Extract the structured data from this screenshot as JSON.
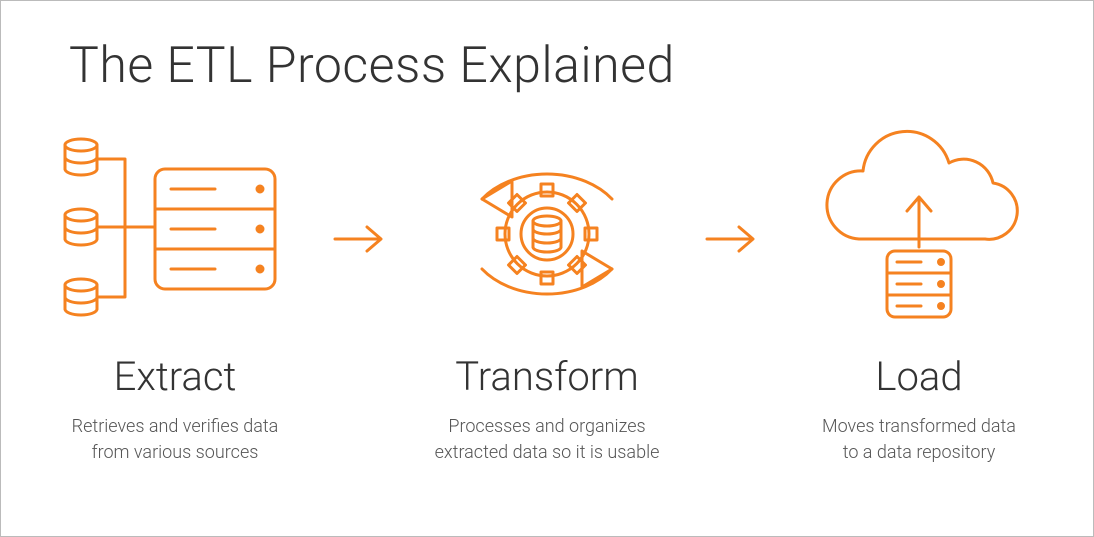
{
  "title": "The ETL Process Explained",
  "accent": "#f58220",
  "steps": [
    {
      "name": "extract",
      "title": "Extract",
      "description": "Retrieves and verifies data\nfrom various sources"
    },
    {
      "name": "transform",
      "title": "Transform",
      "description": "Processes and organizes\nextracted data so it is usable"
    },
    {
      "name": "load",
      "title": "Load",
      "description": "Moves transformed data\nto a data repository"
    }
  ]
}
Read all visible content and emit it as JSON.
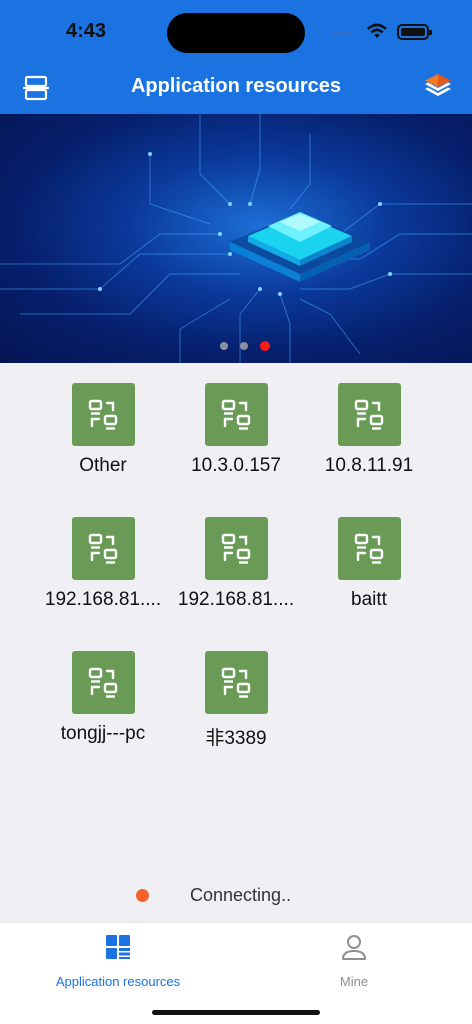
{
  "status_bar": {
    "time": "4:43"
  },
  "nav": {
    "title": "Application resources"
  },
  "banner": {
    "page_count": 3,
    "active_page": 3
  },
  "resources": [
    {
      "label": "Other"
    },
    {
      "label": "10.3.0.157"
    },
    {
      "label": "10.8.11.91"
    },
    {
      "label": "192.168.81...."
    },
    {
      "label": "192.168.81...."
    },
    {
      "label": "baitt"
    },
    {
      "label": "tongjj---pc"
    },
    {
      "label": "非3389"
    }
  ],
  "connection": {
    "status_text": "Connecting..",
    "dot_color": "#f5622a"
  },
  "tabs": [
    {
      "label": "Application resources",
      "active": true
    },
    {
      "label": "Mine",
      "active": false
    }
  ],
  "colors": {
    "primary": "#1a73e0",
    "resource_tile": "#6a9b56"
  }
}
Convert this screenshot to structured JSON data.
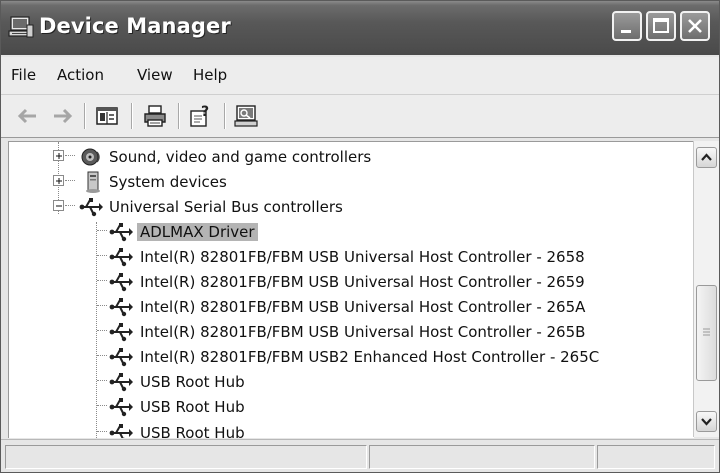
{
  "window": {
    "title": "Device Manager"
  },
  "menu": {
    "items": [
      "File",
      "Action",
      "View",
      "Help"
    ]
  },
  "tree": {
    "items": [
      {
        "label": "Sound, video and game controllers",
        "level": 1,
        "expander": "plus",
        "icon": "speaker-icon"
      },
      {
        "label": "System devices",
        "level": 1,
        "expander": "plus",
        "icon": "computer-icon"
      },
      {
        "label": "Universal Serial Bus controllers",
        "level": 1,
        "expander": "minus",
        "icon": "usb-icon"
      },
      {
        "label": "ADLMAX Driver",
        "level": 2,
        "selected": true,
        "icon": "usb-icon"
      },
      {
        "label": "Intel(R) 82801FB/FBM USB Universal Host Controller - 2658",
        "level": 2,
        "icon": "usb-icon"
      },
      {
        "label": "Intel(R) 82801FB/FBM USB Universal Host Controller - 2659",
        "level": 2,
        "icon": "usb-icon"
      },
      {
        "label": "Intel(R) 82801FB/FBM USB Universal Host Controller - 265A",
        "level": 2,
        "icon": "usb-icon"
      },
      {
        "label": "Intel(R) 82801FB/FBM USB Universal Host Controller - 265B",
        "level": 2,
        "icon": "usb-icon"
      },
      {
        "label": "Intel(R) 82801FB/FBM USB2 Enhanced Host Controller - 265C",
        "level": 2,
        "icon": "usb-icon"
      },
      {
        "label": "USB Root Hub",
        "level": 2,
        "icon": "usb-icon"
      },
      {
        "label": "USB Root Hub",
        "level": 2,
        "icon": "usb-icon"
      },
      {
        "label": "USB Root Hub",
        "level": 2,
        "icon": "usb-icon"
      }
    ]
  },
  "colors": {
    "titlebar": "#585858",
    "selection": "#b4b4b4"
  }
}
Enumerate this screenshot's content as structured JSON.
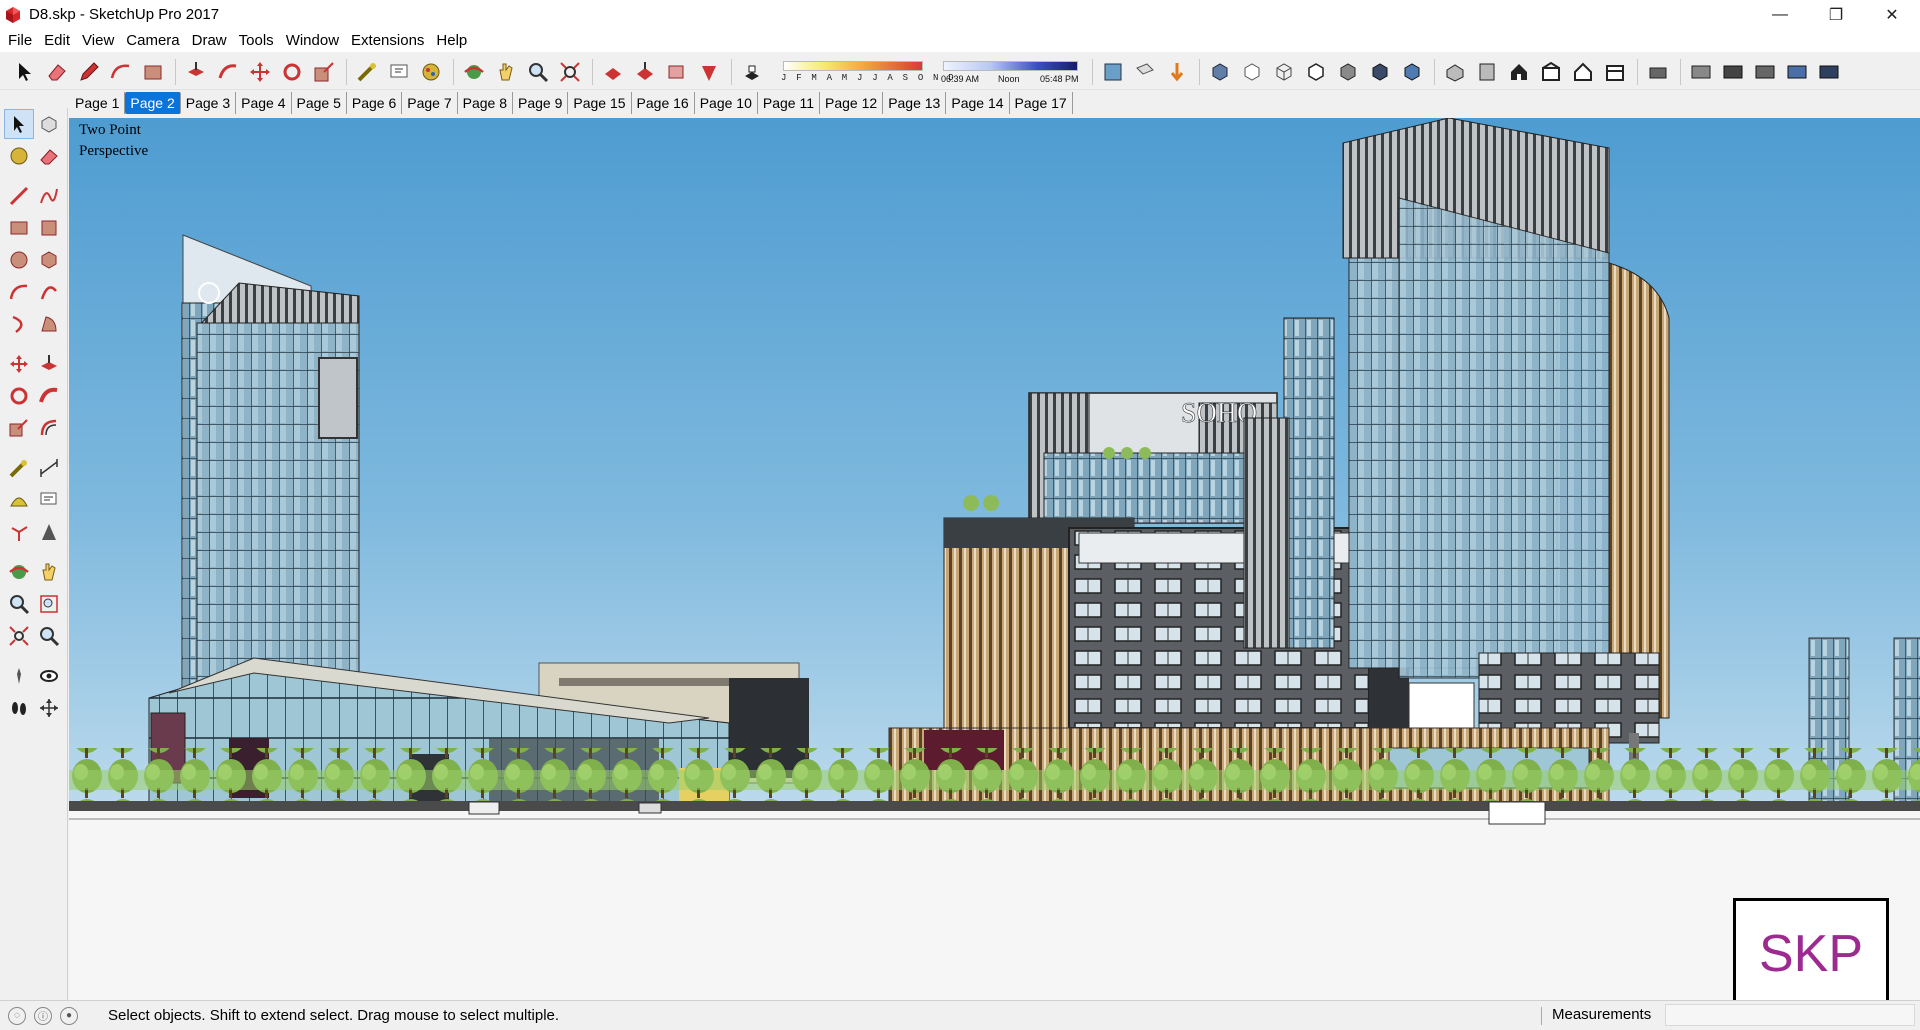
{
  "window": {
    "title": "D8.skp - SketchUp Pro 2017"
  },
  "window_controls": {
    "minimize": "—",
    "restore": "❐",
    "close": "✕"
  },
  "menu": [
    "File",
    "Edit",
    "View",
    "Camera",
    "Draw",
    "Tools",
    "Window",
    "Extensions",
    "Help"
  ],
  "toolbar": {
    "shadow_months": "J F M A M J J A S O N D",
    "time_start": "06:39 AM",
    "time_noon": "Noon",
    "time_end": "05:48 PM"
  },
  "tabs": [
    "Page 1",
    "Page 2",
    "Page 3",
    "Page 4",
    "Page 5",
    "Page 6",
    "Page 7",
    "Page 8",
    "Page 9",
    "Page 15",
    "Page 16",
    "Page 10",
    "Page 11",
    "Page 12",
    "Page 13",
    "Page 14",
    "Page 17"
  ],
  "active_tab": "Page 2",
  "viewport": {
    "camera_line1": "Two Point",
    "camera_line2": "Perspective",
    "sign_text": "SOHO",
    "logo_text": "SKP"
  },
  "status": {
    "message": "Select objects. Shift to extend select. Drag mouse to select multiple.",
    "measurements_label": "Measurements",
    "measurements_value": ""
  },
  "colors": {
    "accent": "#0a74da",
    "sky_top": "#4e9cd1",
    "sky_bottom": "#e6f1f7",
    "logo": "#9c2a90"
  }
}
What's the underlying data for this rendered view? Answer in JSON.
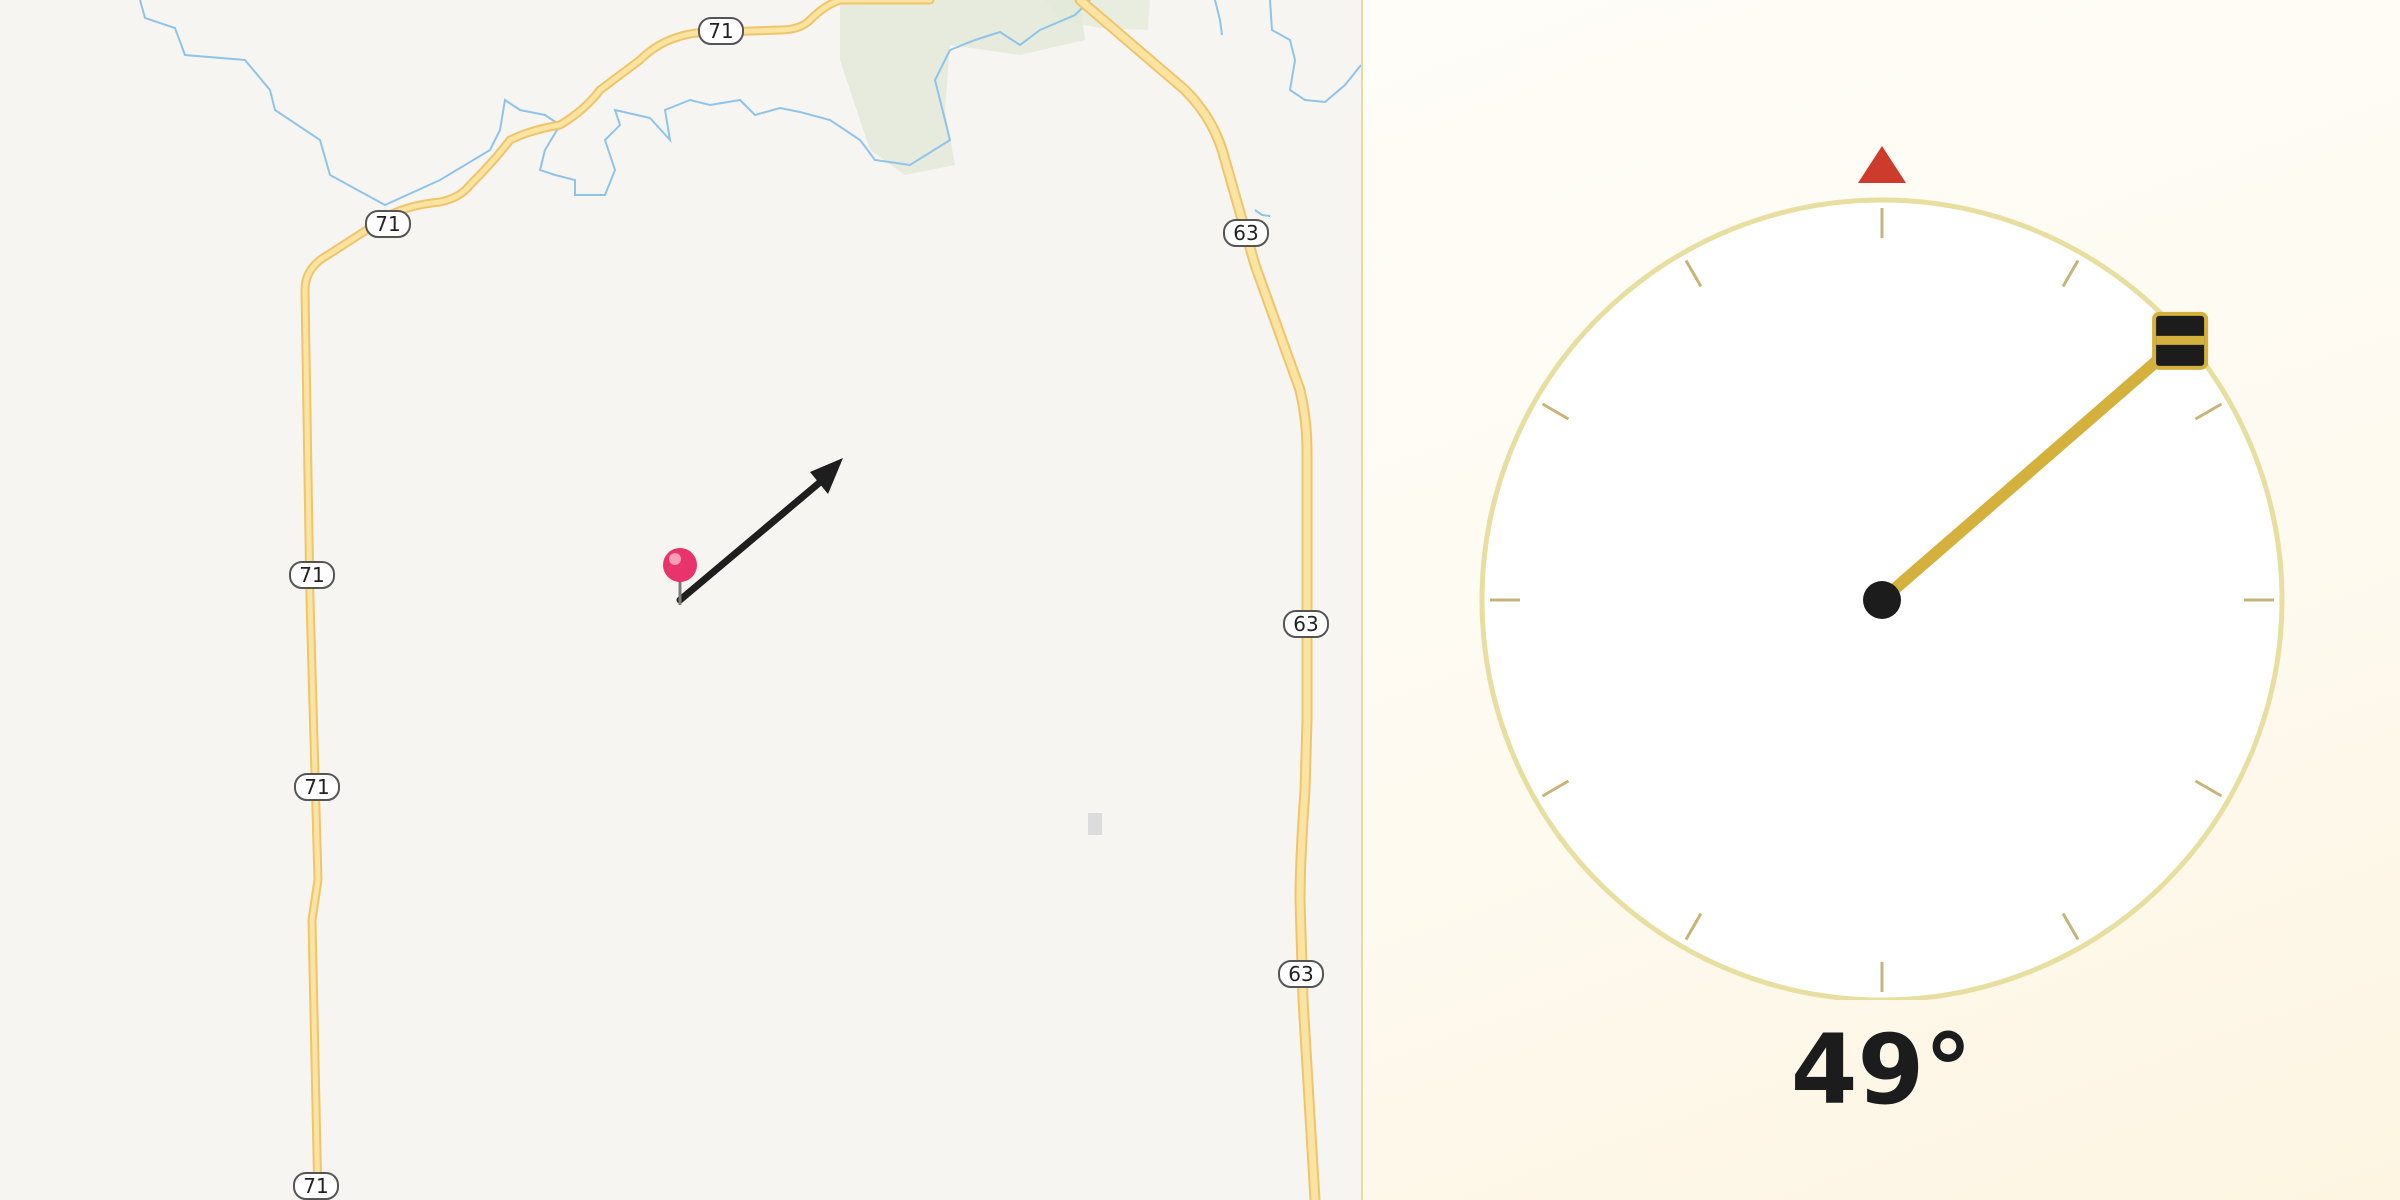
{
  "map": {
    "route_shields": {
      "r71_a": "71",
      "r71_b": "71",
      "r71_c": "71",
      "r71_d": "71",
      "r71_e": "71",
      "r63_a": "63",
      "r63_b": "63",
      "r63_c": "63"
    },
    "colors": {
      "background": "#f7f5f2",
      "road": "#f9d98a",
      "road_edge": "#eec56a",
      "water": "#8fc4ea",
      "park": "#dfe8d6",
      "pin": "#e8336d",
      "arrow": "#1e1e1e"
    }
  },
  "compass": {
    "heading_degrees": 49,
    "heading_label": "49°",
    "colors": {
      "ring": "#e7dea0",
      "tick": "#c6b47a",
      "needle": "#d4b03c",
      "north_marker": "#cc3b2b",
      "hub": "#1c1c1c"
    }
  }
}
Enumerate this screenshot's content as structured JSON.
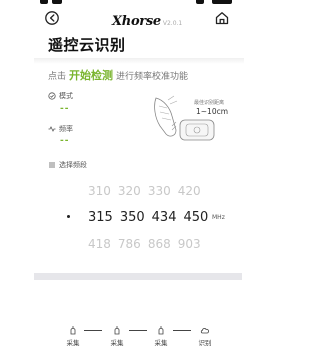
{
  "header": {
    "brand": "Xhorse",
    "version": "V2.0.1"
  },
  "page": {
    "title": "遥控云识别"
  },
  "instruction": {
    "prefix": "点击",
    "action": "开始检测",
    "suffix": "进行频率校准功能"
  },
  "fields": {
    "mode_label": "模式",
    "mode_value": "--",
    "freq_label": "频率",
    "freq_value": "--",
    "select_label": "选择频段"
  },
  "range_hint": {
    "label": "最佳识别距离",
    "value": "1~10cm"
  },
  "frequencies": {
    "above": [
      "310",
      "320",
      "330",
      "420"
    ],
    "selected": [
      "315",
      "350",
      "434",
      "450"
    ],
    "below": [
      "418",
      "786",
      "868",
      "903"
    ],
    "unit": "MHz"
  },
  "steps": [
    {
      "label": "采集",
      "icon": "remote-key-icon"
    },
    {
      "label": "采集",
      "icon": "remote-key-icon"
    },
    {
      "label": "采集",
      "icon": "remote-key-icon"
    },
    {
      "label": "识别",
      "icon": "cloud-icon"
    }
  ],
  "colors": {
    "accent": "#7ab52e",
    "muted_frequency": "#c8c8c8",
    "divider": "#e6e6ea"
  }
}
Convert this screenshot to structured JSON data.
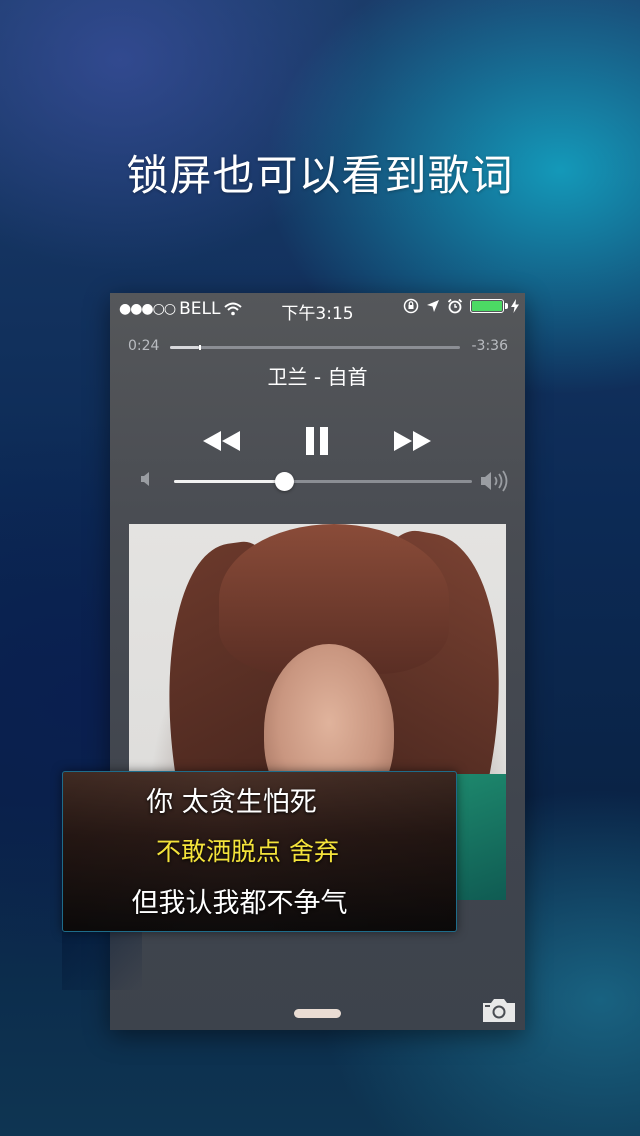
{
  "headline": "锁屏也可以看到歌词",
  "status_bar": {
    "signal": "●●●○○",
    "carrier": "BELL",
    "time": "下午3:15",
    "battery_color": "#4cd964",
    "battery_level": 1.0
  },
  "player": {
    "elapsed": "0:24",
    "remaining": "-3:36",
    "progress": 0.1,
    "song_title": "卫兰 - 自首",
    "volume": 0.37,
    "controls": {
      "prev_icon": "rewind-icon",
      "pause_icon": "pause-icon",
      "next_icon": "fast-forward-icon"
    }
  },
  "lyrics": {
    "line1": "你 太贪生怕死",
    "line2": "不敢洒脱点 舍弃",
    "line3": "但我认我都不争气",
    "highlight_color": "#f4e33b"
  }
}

◆ **WHAT THIS TASK INVOLVES**
Gather all lines where the word "Intel" appears.

◆ **WORKED SOLUTION**
        "label": "Intel(R) 82801FB/FBM USB Universal Host Controller - 2658",
        "label": "Intel(R) 82801FB/FBM USB Universal Host Controller - 2659",
        "label": "Intel(R) 82801FB/FBM USB Universal Host Controller - 265A",
        "label": "Intel(R) 82801FB/FBM USB Universal Host Controller - 265B",
        "label": "Intel(R) 82801FB/FBM USB2 Enhanced Host Controller - 265C",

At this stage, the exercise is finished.